— START OF Data to process —

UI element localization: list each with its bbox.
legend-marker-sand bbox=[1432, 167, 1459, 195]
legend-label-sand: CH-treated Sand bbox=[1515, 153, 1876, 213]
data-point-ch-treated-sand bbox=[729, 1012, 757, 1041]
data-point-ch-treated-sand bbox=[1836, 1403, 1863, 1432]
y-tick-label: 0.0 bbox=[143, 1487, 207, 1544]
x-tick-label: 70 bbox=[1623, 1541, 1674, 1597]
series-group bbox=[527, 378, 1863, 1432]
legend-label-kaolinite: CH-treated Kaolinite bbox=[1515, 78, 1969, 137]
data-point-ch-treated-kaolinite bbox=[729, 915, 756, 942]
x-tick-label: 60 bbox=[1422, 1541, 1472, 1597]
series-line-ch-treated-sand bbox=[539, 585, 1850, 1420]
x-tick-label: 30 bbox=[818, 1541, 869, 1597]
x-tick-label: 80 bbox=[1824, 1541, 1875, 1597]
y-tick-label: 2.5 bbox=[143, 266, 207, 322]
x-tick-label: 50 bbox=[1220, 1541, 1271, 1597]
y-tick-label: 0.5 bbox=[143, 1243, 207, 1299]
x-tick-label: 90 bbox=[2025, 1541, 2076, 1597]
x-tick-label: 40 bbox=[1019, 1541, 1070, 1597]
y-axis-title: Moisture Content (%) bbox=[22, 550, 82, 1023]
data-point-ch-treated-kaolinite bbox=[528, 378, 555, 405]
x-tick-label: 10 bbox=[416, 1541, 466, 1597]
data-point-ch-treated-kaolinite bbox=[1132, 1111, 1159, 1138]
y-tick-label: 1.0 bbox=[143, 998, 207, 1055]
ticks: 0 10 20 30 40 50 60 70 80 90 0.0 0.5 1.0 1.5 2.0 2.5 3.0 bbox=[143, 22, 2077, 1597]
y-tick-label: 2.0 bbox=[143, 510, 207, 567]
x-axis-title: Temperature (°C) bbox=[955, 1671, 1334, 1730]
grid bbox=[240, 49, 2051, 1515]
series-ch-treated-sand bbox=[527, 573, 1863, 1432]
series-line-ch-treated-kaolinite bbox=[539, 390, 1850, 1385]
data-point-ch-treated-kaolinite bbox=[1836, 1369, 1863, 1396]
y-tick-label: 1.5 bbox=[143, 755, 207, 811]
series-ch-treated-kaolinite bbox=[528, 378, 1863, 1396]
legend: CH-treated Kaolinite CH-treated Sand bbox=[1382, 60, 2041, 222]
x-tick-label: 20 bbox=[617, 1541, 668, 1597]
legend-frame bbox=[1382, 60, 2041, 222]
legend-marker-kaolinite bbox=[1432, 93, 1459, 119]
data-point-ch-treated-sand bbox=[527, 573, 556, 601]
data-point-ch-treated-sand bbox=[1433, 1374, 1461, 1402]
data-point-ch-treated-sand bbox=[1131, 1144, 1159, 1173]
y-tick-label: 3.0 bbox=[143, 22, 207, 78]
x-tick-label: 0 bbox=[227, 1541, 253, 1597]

— END OF Data to process —

**Prompt:**
Reproduce the records from their beginning through the line with "x-tick-label: 80 bbox=[1824, 1541, 1875, 1597]", substituting "series-cluster" for "series-group" and leaving everything else unchanged.

**Task response:**
UI element localization: list each with its bbox.
legend-marker-sand bbox=[1432, 167, 1459, 195]
legend-label-sand: CH-treated Sand bbox=[1515, 153, 1876, 213]
data-point-ch-treated-sand bbox=[729, 1012, 757, 1041]
data-point-ch-treated-sand bbox=[1836, 1403, 1863, 1432]
y-tick-label: 0.0 bbox=[143, 1487, 207, 1544]
x-tick-label: 70 bbox=[1623, 1541, 1674, 1597]
series-cluster bbox=[527, 378, 1863, 1432]
legend-label-kaolinite: CH-treated Kaolinite bbox=[1515, 78, 1969, 137]
data-point-ch-treated-kaolinite bbox=[729, 915, 756, 942]
x-tick-label: 60 bbox=[1422, 1541, 1472, 1597]
series-line-ch-treated-sand bbox=[539, 585, 1850, 1420]
x-tick-label: 30 bbox=[818, 1541, 869, 1597]
x-tick-label: 80 bbox=[1824, 1541, 1875, 1597]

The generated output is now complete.